__Directions for this task__.
Your task is to filter the data below down to the lines holding "screenshot".

__Saved entries__.
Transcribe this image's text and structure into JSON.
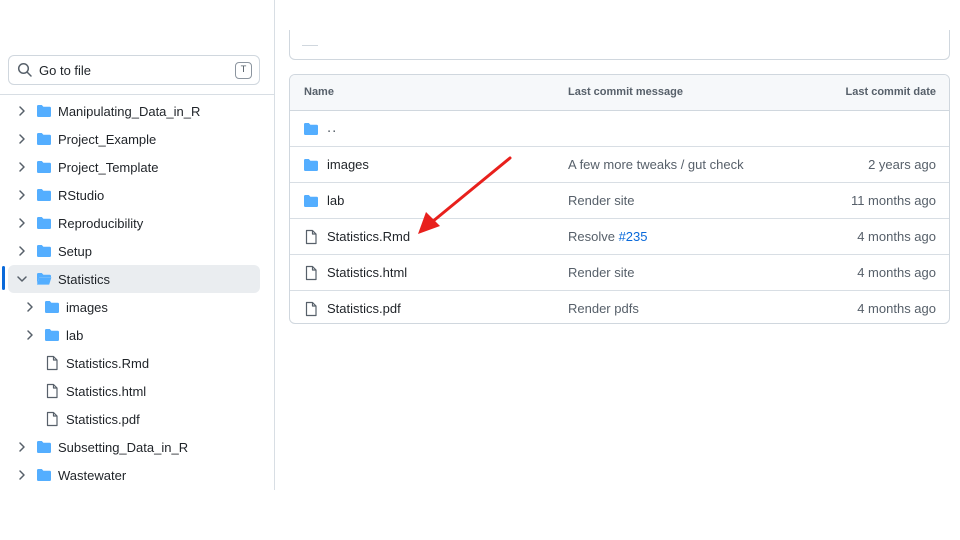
{
  "search": {
    "placeholder": "Go to file",
    "shortcut": "T"
  },
  "sidebar": {
    "items": [
      {
        "label": "Manipulating_Data_in_R",
        "type": "folder",
        "expanded": false,
        "level": 0
      },
      {
        "label": "Project_Example",
        "type": "folder",
        "expanded": false,
        "level": 0
      },
      {
        "label": "Project_Template",
        "type": "folder",
        "expanded": false,
        "level": 0
      },
      {
        "label": "RStudio",
        "type": "folder",
        "expanded": false,
        "level": 0
      },
      {
        "label": "Reproducibility",
        "type": "folder",
        "expanded": false,
        "level": 0
      },
      {
        "label": "Setup",
        "type": "folder",
        "expanded": false,
        "level": 0
      },
      {
        "label": "Statistics",
        "type": "folder",
        "expanded": true,
        "level": 0,
        "selected": true
      },
      {
        "label": "images",
        "type": "folder",
        "expanded": false,
        "level": 1
      },
      {
        "label": "lab",
        "type": "folder",
        "expanded": false,
        "level": 1
      },
      {
        "label": "Statistics.Rmd",
        "type": "file",
        "level": 1
      },
      {
        "label": "Statistics.html",
        "type": "file",
        "level": 1
      },
      {
        "label": "Statistics.pdf",
        "type": "file",
        "level": 1
      },
      {
        "label": "Subsetting_Data_in_R",
        "type": "folder",
        "expanded": false,
        "level": 0
      },
      {
        "label": "Wastewater",
        "type": "folder",
        "expanded": false,
        "level": 0
      }
    ]
  },
  "table": {
    "headers": {
      "name": "Name",
      "message": "Last commit message",
      "date": "Last commit date"
    },
    "parent_label": "..",
    "rows": [
      {
        "name": "images",
        "type": "folder",
        "message": "A few more tweaks / gut check",
        "date": "2 years ago"
      },
      {
        "name": "lab",
        "type": "folder",
        "message": "Render site",
        "date": "11 months ago"
      },
      {
        "name": "Statistics.Rmd",
        "type": "file",
        "message": "Resolve ",
        "message_link": "#235",
        "date": "4 months ago"
      },
      {
        "name": "Statistics.html",
        "type": "file",
        "message": "Render site",
        "date": "4 months ago"
      },
      {
        "name": "Statistics.pdf",
        "type": "file",
        "message": "Render pdfs",
        "date": "4 months ago"
      }
    ]
  },
  "colors": {
    "folder": "#54aeff",
    "folder_open": "#54aeff",
    "link": "#0969da",
    "annotation_arrow": "#e8201c",
    "selected_bg": "#eaedf0",
    "selected_bar": "#0969da"
  },
  "icons": {
    "search": "search-icon",
    "folder": "folder-icon",
    "folder_open": "folder-open-icon",
    "file": "file-icon",
    "chevron_right": "chevron-right-icon",
    "chevron_down": "chevron-down-icon"
  }
}
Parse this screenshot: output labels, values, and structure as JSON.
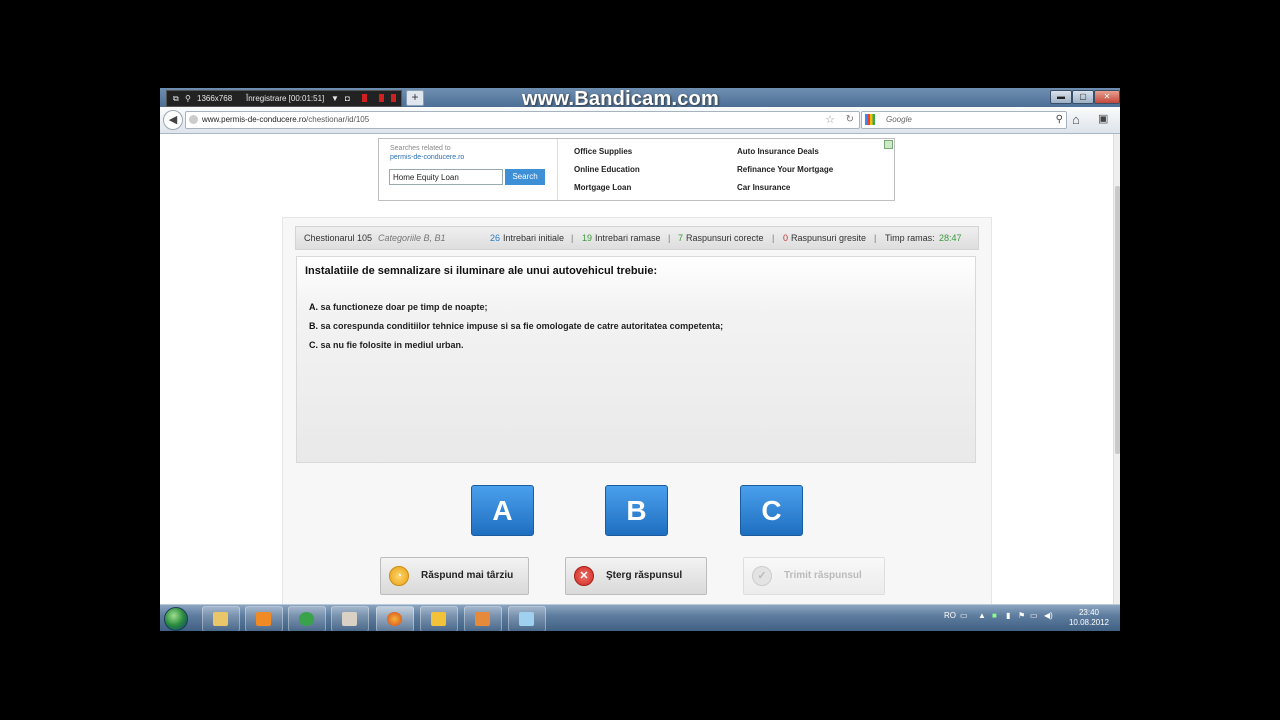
{
  "recorder": {
    "resolution": "1366x768",
    "status": "Înregistrare [00:01:51]",
    "watermark": "www.Bandicam.com"
  },
  "browser": {
    "url_domain": "www.permis-de-conducere.ro",
    "url_path": "/chestionar/id/105",
    "search_placeholder": "Google",
    "new_tab": "+"
  },
  "ad": {
    "searches_label": "Searches related to",
    "site": "permis-de-conducere.ro",
    "input_value": "Home Equity Loan",
    "search_button": "Search",
    "links_col1": [
      "Office Supplies",
      "Online Education",
      "Mortgage Loan"
    ],
    "links_col2": [
      "Auto Insurance Deals",
      "Refinance Your Mortgage",
      "Car Insurance"
    ]
  },
  "quiz": {
    "title": "Chestionarul 105",
    "category": "Categoriile B, B1",
    "initial_count": "26",
    "initial_label": "Intrebari initiale",
    "remaining_count": "19",
    "remaining_label": "Intrebari ramase",
    "correct_count": "7",
    "correct_label": "Raspunsuri corecte",
    "wrong_count": "0",
    "wrong_label": "Raspunsuri gresite",
    "time_label": "Timp ramas:",
    "time_value": "28:47",
    "question": "Instalatiile de semnalizare si iluminare ale unui autovehicul trebuie:",
    "answers": [
      {
        "letter": "A.",
        "text": "sa functioneze doar pe timp de noapte;"
      },
      {
        "letter": "B.",
        "text": "sa corespunda conditiilor tehnice impuse si sa fie omologate de catre autoritatea competenta;"
      },
      {
        "letter": "C.",
        "text": "sa nu fie folosite in mediul urban."
      }
    ],
    "choice_buttons": [
      "A",
      "B",
      "C"
    ],
    "later_button": "Răspund mai târziu",
    "delete_button": "Şterg răspunsul",
    "send_button": "Trimit răspunsul"
  },
  "taskbar": {
    "language": "RO",
    "time": "23:40",
    "date": "10.08.2012"
  },
  "colors": {
    "answer_button": "#2f86d8",
    "count_blue": "#2a7cc7",
    "count_green": "#3b9a3b",
    "count_red": "#c93333"
  }
}
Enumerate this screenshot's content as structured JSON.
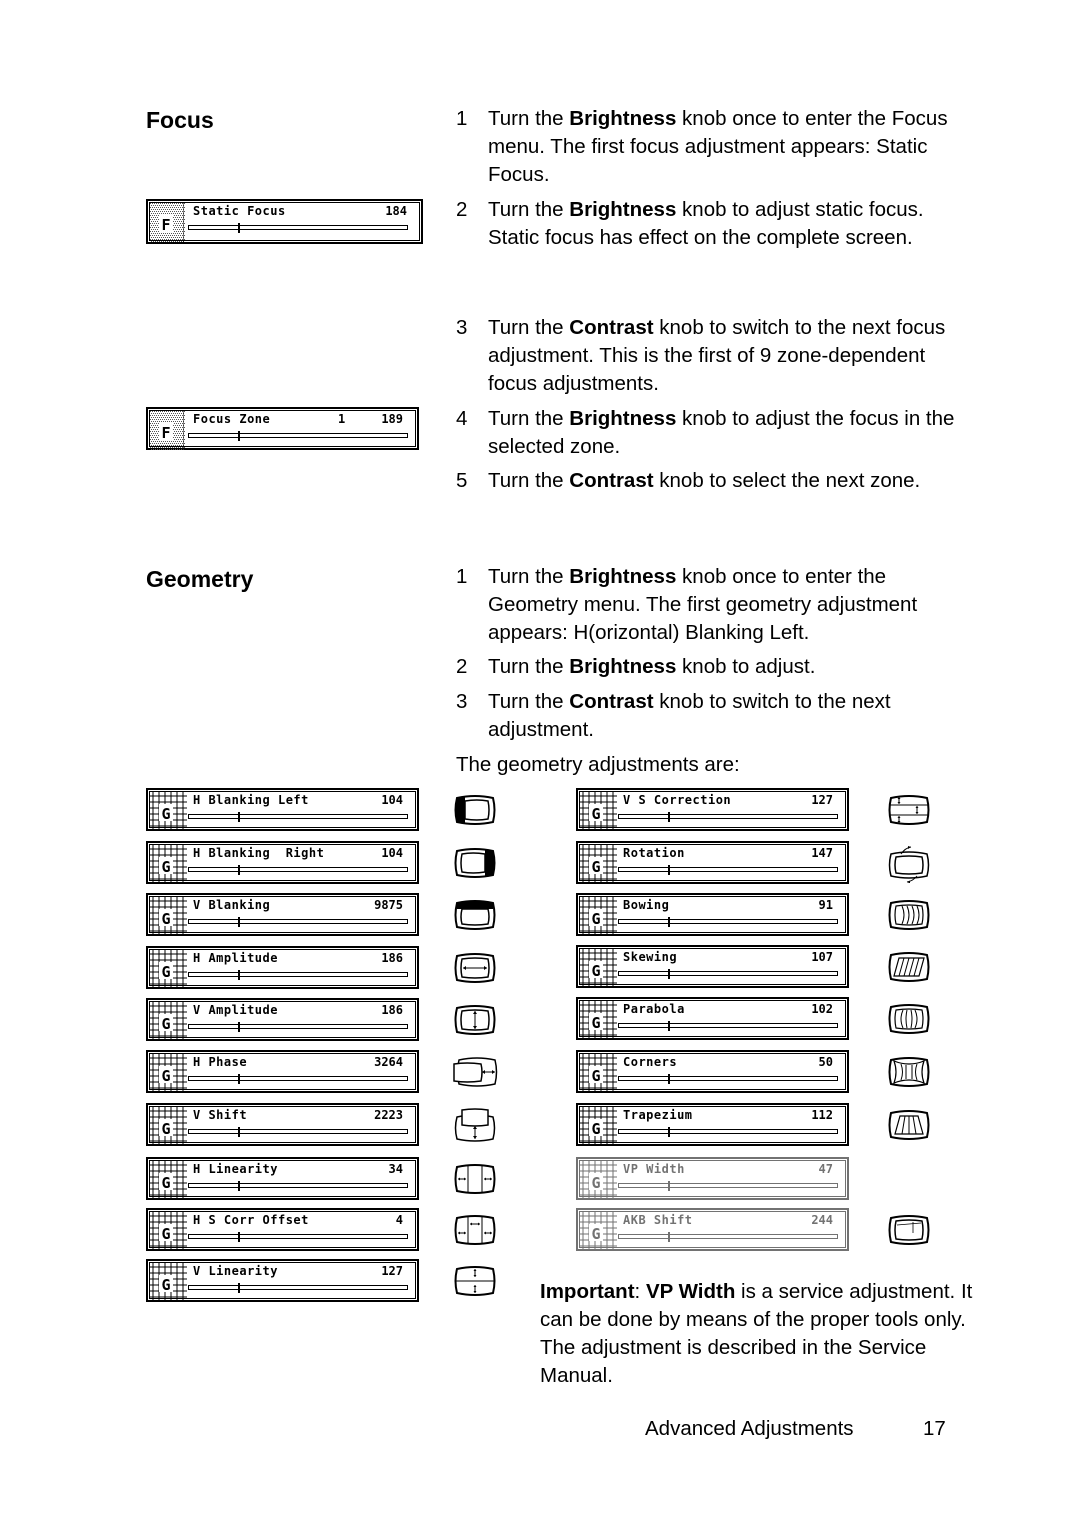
{
  "focus": {
    "heading": "Focus",
    "steps": [
      {
        "num": "1",
        "pre": "Turn the ",
        "bold": "Brightness",
        "post": " knob once to enter the Focus menu. The first focus adjustment appears: Static Focus."
      },
      {
        "num": "2",
        "pre": "Turn the ",
        "bold": "Brightness",
        "post": " knob to adjust static focus.",
        "note": "Static focus has effect on the complete screen."
      },
      {
        "num": "3",
        "pre": "Turn the ",
        "bold": "Contrast",
        "post": " knob to switch to the next focus adjustment. This is the first of 9 zone-dependent focus adjustments."
      },
      {
        "num": "4",
        "pre": "Turn the ",
        "bold": "Brightness",
        "post": " knob to adjust the focus in the selected zone."
      },
      {
        "num": "5",
        "pre": "Turn the ",
        "bold": "Contrast",
        "post": " knob to select the next zone."
      }
    ],
    "osd": [
      {
        "menu_letter": "F",
        "label": "Static Focus",
        "value": "184",
        "level_pct": 23
      },
      {
        "menu_letter": "F",
        "label": "Focus Zone",
        "zone": "1",
        "value": "189",
        "level_pct": 23
      }
    ]
  },
  "geometry": {
    "heading": "Geometry",
    "steps": [
      {
        "num": "1",
        "pre": "Turn the ",
        "bold": "Brightness",
        "post": " knob once to enter the Geometry menu. The first geometry adjustment appears: H(orizontal) Blanking Left."
      },
      {
        "num": "2",
        "pre": "Turn the ",
        "bold": "Brightness",
        "post": " knob to adjust."
      },
      {
        "num": "3",
        "pre": "Turn the ",
        "bold": "Contrast",
        "post": " knob to switch to the next adjustment."
      }
    ],
    "intro": "The geometry adjustments are:",
    "left_column": [
      {
        "menu_letter": "G",
        "label": "H Blanking Left",
        "value": "104",
        "icon": "h-blanking-left-icon",
        "level_pct": 23
      },
      {
        "menu_letter": "G",
        "label": "H Blanking  Right",
        "value": "104",
        "icon": "h-blanking-right-icon",
        "level_pct": 23
      },
      {
        "menu_letter": "G",
        "label": "V Blanking",
        "value": "9875",
        "icon": "v-blanking-icon",
        "level_pct": 23
      },
      {
        "menu_letter": "G",
        "label": "H Amplitude",
        "value": "186",
        "icon": "h-amplitude-icon",
        "level_pct": 23
      },
      {
        "menu_letter": "G",
        "label": "V Amplitude",
        "value": "186",
        "icon": "v-amplitude-icon",
        "level_pct": 23
      },
      {
        "menu_letter": "G",
        "label": "H Phase",
        "value": "3264",
        "icon": "h-phase-icon",
        "level_pct": 23
      },
      {
        "menu_letter": "G",
        "label": "V Shift",
        "value": "2223",
        "icon": "v-shift-icon",
        "level_pct": 23
      },
      {
        "menu_letter": "G",
        "label": "H Linearity",
        "value": "34",
        "icon": "h-linearity-icon",
        "level_pct": 23
      },
      {
        "menu_letter": "G",
        "label": "H S Corr Offset",
        "value": "4",
        "icon": "h-s-corr-offset-icon",
        "level_pct": 23
      },
      {
        "menu_letter": "G",
        "label": "V Linearity",
        "value": "127",
        "icon": "v-linearity-icon",
        "level_pct": 23
      }
    ],
    "right_column": [
      {
        "menu_letter": "G",
        "label": "V S Correction",
        "value": "127",
        "icon": "v-s-correction-icon",
        "level_pct": 23
      },
      {
        "menu_letter": "G",
        "label": "Rotation",
        "value": "147",
        "icon": "rotation-icon",
        "level_pct": 23
      },
      {
        "menu_letter": "G",
        "label": "Bowing",
        "value": "91",
        "icon": "bowing-icon",
        "level_pct": 23
      },
      {
        "menu_letter": "G",
        "label": "Skewing",
        "value": "107",
        "icon": "skewing-icon",
        "level_pct": 23
      },
      {
        "menu_letter": "G",
        "label": "Parabola",
        "value": "102",
        "icon": "parabola-icon",
        "level_pct": 23
      },
      {
        "menu_letter": "G",
        "label": "Corners",
        "value": "50",
        "icon": "corners-icon",
        "level_pct": 23
      },
      {
        "menu_letter": "G",
        "label": "Trapezium",
        "value": "112",
        "icon": "trapezium-icon",
        "level_pct": 23
      },
      {
        "menu_letter": "G",
        "label": "VP Width",
        "value": "47",
        "icon": "",
        "level_pct": 23
      },
      {
        "menu_letter": "G",
        "label": "AKB Shift",
        "value": "244",
        "icon": "akb-shift-icon",
        "level_pct": 23
      }
    ]
  },
  "important": {
    "label": "Important",
    "sep": ": ",
    "bold2": "VP Width",
    "text": " is a service adjustment. It can be done by means of the proper tools only. The adjustment is described in the Service Manual."
  },
  "footer": {
    "section": "Advanced Adjustments",
    "page": "17"
  }
}
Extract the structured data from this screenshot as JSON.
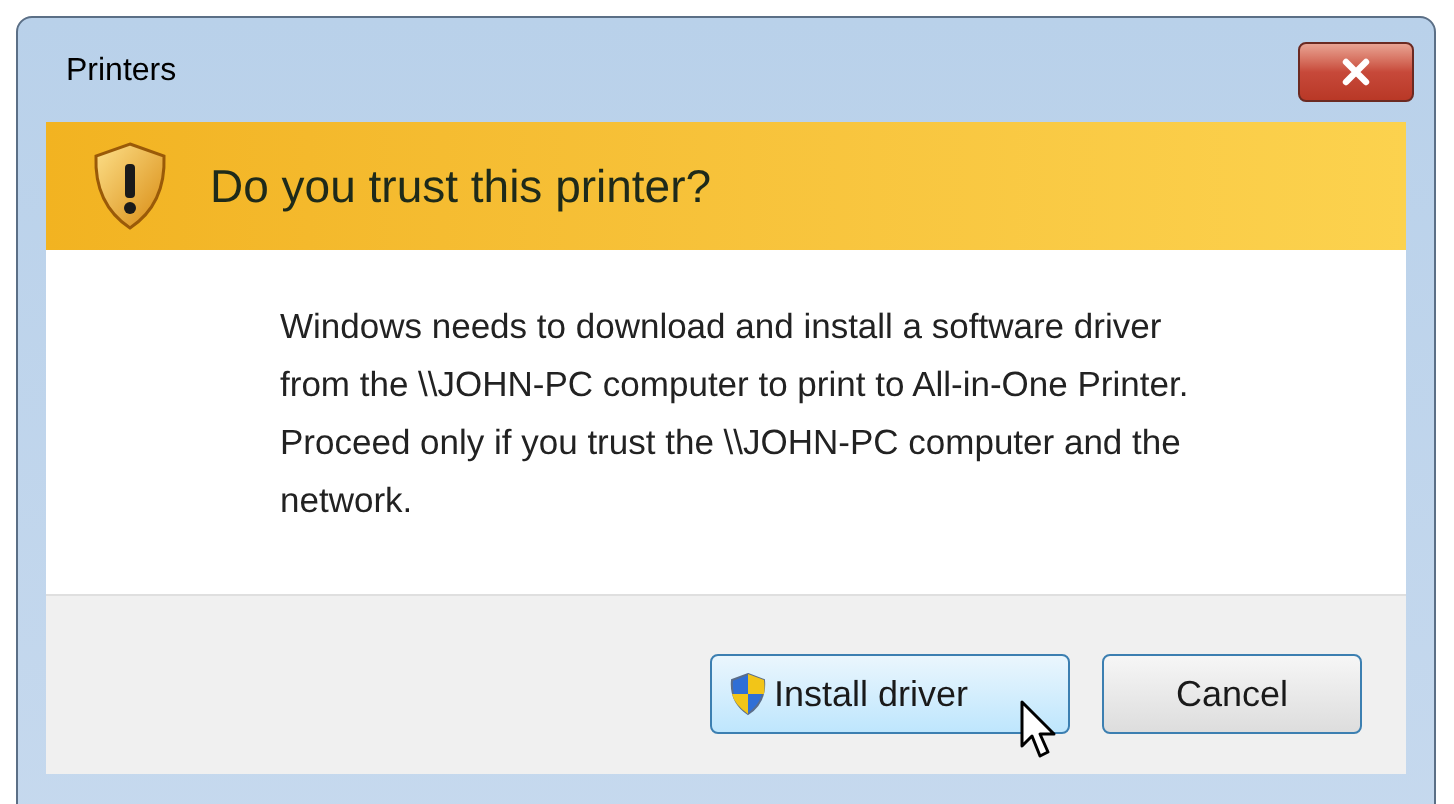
{
  "window": {
    "title": "Printers"
  },
  "banner": {
    "heading": "Do you trust this printer?"
  },
  "message": "Windows needs to download and install a software driver from the \\\\JOHN-PC computer to print to All-in-One Printer.  Proceed only if you trust the \\\\JOHN-PC computer and the network.",
  "buttons": [
    {
      "label": "Install driver",
      "kind": "elevated",
      "hovered": true
    },
    {
      "label": "Cancel",
      "kind": "plain",
      "hovered": false
    }
  ]
}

__Final result__.
Parse this screenshot: output labels, values, and structure as JSON.
Enumerate this screenshot's content as structured JSON.
Extract the structured data from this screenshot as JSON.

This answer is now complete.